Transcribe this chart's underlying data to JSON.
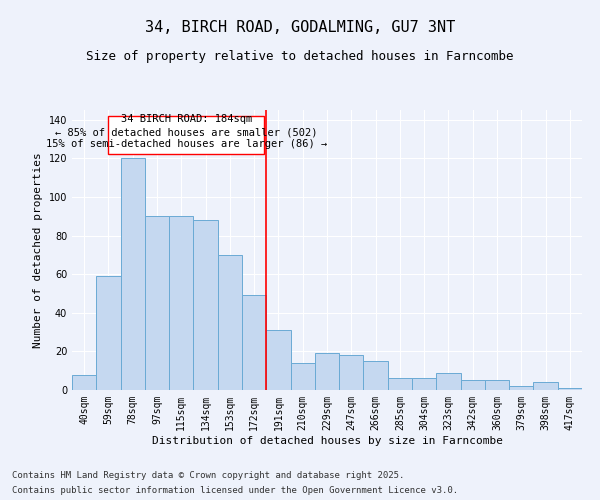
{
  "title": "34, BIRCH ROAD, GODALMING, GU7 3NT",
  "subtitle": "Size of property relative to detached houses in Farncombe",
  "xlabel": "Distribution of detached houses by size in Farncombe",
  "ylabel": "Number of detached properties",
  "categories": [
    "40sqm",
    "59sqm",
    "78sqm",
    "97sqm",
    "115sqm",
    "134sqm",
    "153sqm",
    "172sqm",
    "191sqm",
    "210sqm",
    "229sqm",
    "247sqm",
    "266sqm",
    "285sqm",
    "304sqm",
    "323sqm",
    "342sqm",
    "360sqm",
    "379sqm",
    "398sqm",
    "417sqm"
  ],
  "values": [
    8,
    59,
    120,
    90,
    90,
    88,
    70,
    49,
    31,
    14,
    19,
    18,
    15,
    6,
    6,
    9,
    5,
    5,
    2,
    4,
    1
  ],
  "bar_color": "#c5d8f0",
  "bar_edge_color": "#6aaad4",
  "background_color": "#eef2fb",
  "grid_color": "#ffffff",
  "annotation_line1": "34 BIRCH ROAD: 184sqm",
  "annotation_line2": "← 85% of detached houses are smaller (502)",
  "annotation_line3": "15% of semi-detached houses are larger (86) →",
  "footer_line1": "Contains HM Land Registry data © Crown copyright and database right 2025.",
  "footer_line2": "Contains public sector information licensed under the Open Government Licence v3.0.",
  "ylim": [
    0,
    145
  ],
  "yticks": [
    0,
    20,
    40,
    60,
    80,
    100,
    120,
    140
  ],
  "title_fontsize": 11,
  "subtitle_fontsize": 9,
  "axis_label_fontsize": 8,
  "tick_fontsize": 7,
  "annotation_fontsize": 7.5,
  "footer_fontsize": 6.5
}
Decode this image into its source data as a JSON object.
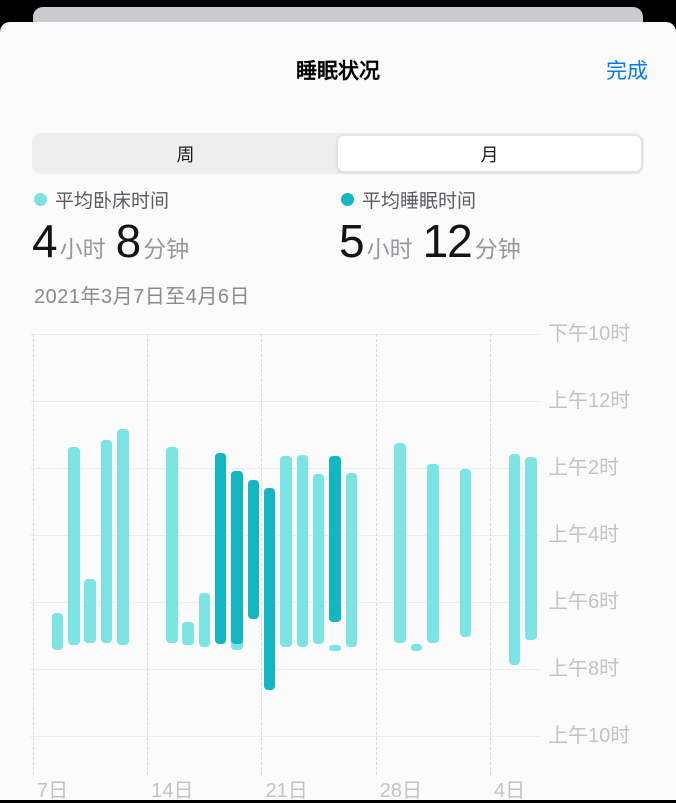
{
  "header": {
    "title": "睡眠状况",
    "done_label": "完成"
  },
  "tabs": {
    "week_label": "周",
    "month_label": "月",
    "selected": "月"
  },
  "legend": {
    "in_bed": {
      "label": "平均卧床时间",
      "color": "#79e3e1"
    },
    "asleep": {
      "label": "平均睡眠时间",
      "color": "#12b7c2"
    }
  },
  "stats": {
    "in_bed": {
      "hours": "4",
      "hours_unit": "小时",
      "minutes": "8",
      "minutes_unit": "分钟"
    },
    "asleep": {
      "hours": "5",
      "hours_unit": "小时",
      "minutes": "12",
      "minutes_unit": "分钟"
    }
  },
  "date_range": "2021年3月7日至4月6日",
  "chart_data": {
    "type": "bar",
    "title": "每日睡眠时间条形图",
    "orientation": "vertical-time-range",
    "y_axis": {
      "side": "right",
      "top_time": "22:00",
      "bottom_time": "10:00",
      "step_hours": 2,
      "labels": [
        "下午10时",
        "上午12时",
        "上午2时",
        "上午4时",
        "上午6时",
        "上午8时",
        "上午10时"
      ]
    },
    "x_axis": {
      "start_date": "2021-03-07",
      "total_days": 31,
      "labels": [
        "7日",
        "14日",
        "21日",
        "28日",
        "4日"
      ],
      "label_day_indices": [
        0,
        7,
        14,
        21,
        28
      ]
    },
    "colors": {
      "in_bed": "#7ce4e2",
      "asleep": "#12b7c2"
    },
    "note": "s/e are decimal hours after 22:00; start/end are clock times",
    "bars": [
      {
        "day_index": 1,
        "date": "3月8日",
        "series": "in_bed",
        "start": "06:20",
        "end": "07:26",
        "s": 8.33,
        "e": 9.43
      },
      {
        "day_index": 2,
        "date": "3月9日",
        "series": "in_bed",
        "start": "01:22",
        "end": "07:17",
        "s": 3.37,
        "e": 9.28
      },
      {
        "day_index": 3,
        "date": "3月10日",
        "series": "in_bed",
        "start": "05:19",
        "end": "07:13",
        "s": 7.31,
        "e": 9.22
      },
      {
        "day_index": 4,
        "date": "3月11日",
        "series": "in_bed",
        "start": "01:10",
        "end": "07:13",
        "s": 3.16,
        "e": 9.22
      },
      {
        "day_index": 5,
        "date": "3月12日",
        "series": "in_bed",
        "start": "00:50",
        "end": "07:17",
        "s": 2.84,
        "e": 9.28
      },
      {
        "day_index": 8,
        "date": "3月15日",
        "series": "in_bed",
        "start": "01:22",
        "end": "07:13",
        "s": 3.37,
        "e": 9.22
      },
      {
        "day_index": 9,
        "date": "3月16日",
        "series": "in_bed",
        "start": "06:36",
        "end": "07:17",
        "s": 8.6,
        "e": 9.28
      },
      {
        "day_index": 10,
        "date": "3月17日",
        "series": "in_bed",
        "start": "05:44",
        "end": "07:20",
        "s": 7.73,
        "e": 9.34
      },
      {
        "day_index": 11,
        "date": "3月18日",
        "series": "asleep",
        "start": "01:33",
        "end": "07:15",
        "s": 3.55,
        "e": 9.25
      },
      {
        "day_index": 12,
        "date": "3月19日",
        "series": "in_bed",
        "start": "02:05",
        "end": "07:26",
        "s": 4.09,
        "e": 9.43
      },
      {
        "day_index": 12,
        "date": "3月19日",
        "series": "asleep",
        "start": "02:05",
        "end": "07:15",
        "s": 4.09,
        "e": 9.25
      },
      {
        "day_index": 13,
        "date": "3月20日",
        "series": "asleep",
        "start": "02:21",
        "end": "06:30",
        "s": 4.36,
        "e": 8.51
      },
      {
        "day_index": 14,
        "date": "3月21日",
        "series": "asleep",
        "start": "02:36",
        "end": "08:38",
        "s": 4.6,
        "e": 10.63
      },
      {
        "day_index": 15,
        "date": "3月22日",
        "series": "in_bed",
        "start": "01:38",
        "end": "07:20",
        "s": 3.64,
        "e": 9.34
      },
      {
        "day_index": 16,
        "date": "3月23日",
        "series": "in_bed",
        "start": "01:36",
        "end": "07:20",
        "s": 3.61,
        "e": 9.34
      },
      {
        "day_index": 17,
        "date": "3月24日",
        "series": "in_bed",
        "start": "02:10",
        "end": "07:15",
        "s": 4.18,
        "e": 9.25
      },
      {
        "day_index": 18,
        "date": "3月25日",
        "series": "asleep",
        "start": "01:38",
        "end": "06:36",
        "s": 3.64,
        "e": 8.6
      },
      {
        "day_index": 18,
        "date": "3月25日",
        "series": "in_bed",
        "start": "07:17",
        "end": "07:28",
        "s": 9.28,
        "e": 9.46
      },
      {
        "day_index": 19,
        "date": "3月26日",
        "series": "in_bed",
        "start": "02:09",
        "end": "07:20",
        "s": 4.15,
        "e": 9.34
      },
      {
        "day_index": 22,
        "date": "3月29日",
        "series": "in_bed",
        "start": "01:15",
        "end": "07:13",
        "s": 3.25,
        "e": 9.22
      },
      {
        "day_index": 23,
        "date": "3月30日",
        "series": "in_bed",
        "start": "07:15",
        "end": "07:28",
        "s": 9.25,
        "e": 9.46
      },
      {
        "day_index": 24,
        "date": "3月31日",
        "series": "in_bed",
        "start": "01:53",
        "end": "07:13",
        "s": 3.88,
        "e": 9.22
      },
      {
        "day_index": 26,
        "date": "4月2日",
        "series": "in_bed",
        "start": "02:02",
        "end": "07:02",
        "s": 4.03,
        "e": 9.04
      },
      {
        "day_index": 29,
        "date": "4月5日",
        "series": "in_bed",
        "start": "01:35",
        "end": "07:53",
        "s": 3.58,
        "e": 9.88
      },
      {
        "day_index": 30,
        "date": "4月6日",
        "series": "in_bed",
        "start": "01:40",
        "end": "07:08",
        "s": 3.67,
        "e": 9.13
      }
    ]
  }
}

> _Directive_
For each line of the entries that includes "Farncombe", show that line.

> _Complete output_
  "subtitle": "Size of property relative to detached houses in Farncombe",
  "xlabel": "Distribution of detached houses by size in Farncombe",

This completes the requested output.